Retype all of the listing exactly, passing over any picture you find.
Start MATERIAL TO PROCESS
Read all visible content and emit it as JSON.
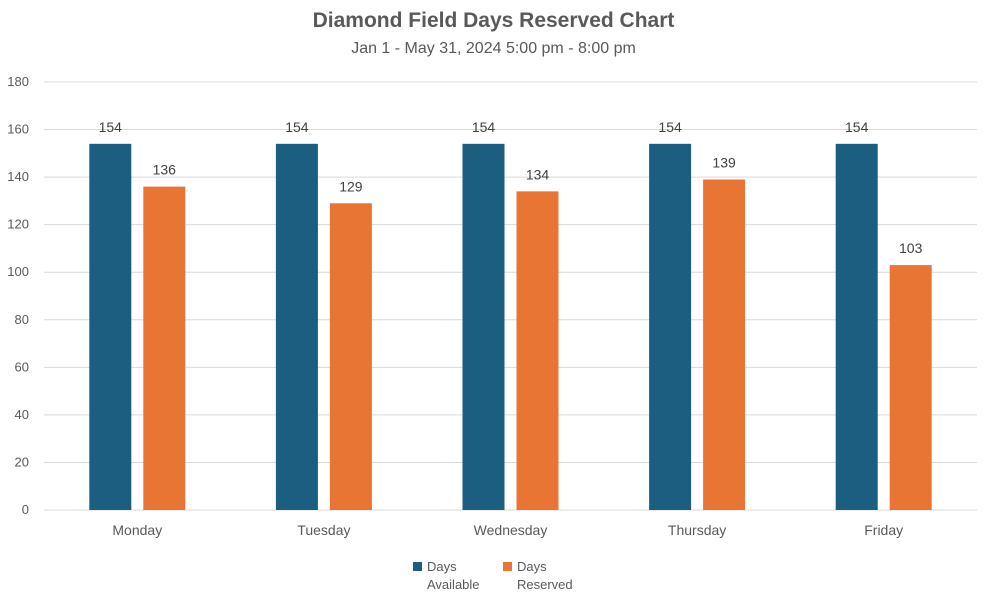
{
  "chart_data": {
    "type": "bar",
    "title": "Diamond Field Days Reserved Chart",
    "subtitle": "Jan 1 - May 31, 2024 5:00 pm - 8:00 pm",
    "categories": [
      "Monday",
      "Tuesday",
      "Wednesday",
      "Thursday",
      "Friday"
    ],
    "series": [
      {
        "name": "Days Available",
        "name_lines": [
          "Days",
          "Available"
        ],
        "color": "#1b5e80",
        "values": [
          154,
          154,
          154,
          154,
          154
        ]
      },
      {
        "name": "Days Reserved",
        "name_lines": [
          "Days",
          "Reserved"
        ],
        "color": "#e87533",
        "values": [
          136,
          129,
          134,
          139,
          103
        ]
      }
    ],
    "ylim": [
      0,
      180
    ],
    "yticks": [
      0,
      20,
      40,
      60,
      80,
      100,
      120,
      140,
      160,
      180
    ],
    "grid": true,
    "legend": "bottom",
    "data_labels": true
  }
}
End MATERIAL TO PROCESS
- [EXERCISE OUTPUT]:
Read all visible content and emit it as JSON.
{
  "chart_data": {
    "type": "bar",
    "title": "Diamond Field Days Reserved Chart",
    "subtitle": "Jan 1 - May 31, 2024 5:00 pm - 8:00 pm",
    "categories": [
      "Monday",
      "Tuesday",
      "Wednesday",
      "Thursday",
      "Friday"
    ],
    "series": [
      {
        "name": "Days Available",
        "name_lines": [
          "Days",
          "Available"
        ],
        "color": "#1b5e80",
        "values": [
          154,
          154,
          154,
          154,
          154
        ]
      },
      {
        "name": "Days Reserved",
        "name_lines": [
          "Days",
          "Reserved"
        ],
        "color": "#e87533",
        "values": [
          136,
          129,
          134,
          139,
          103
        ]
      }
    ],
    "ylim": [
      0,
      180
    ],
    "yticks": [
      0,
      20,
      40,
      60,
      80,
      100,
      120,
      140,
      160,
      180
    ],
    "grid": true,
    "legend": "bottom",
    "data_labels": true
  }
}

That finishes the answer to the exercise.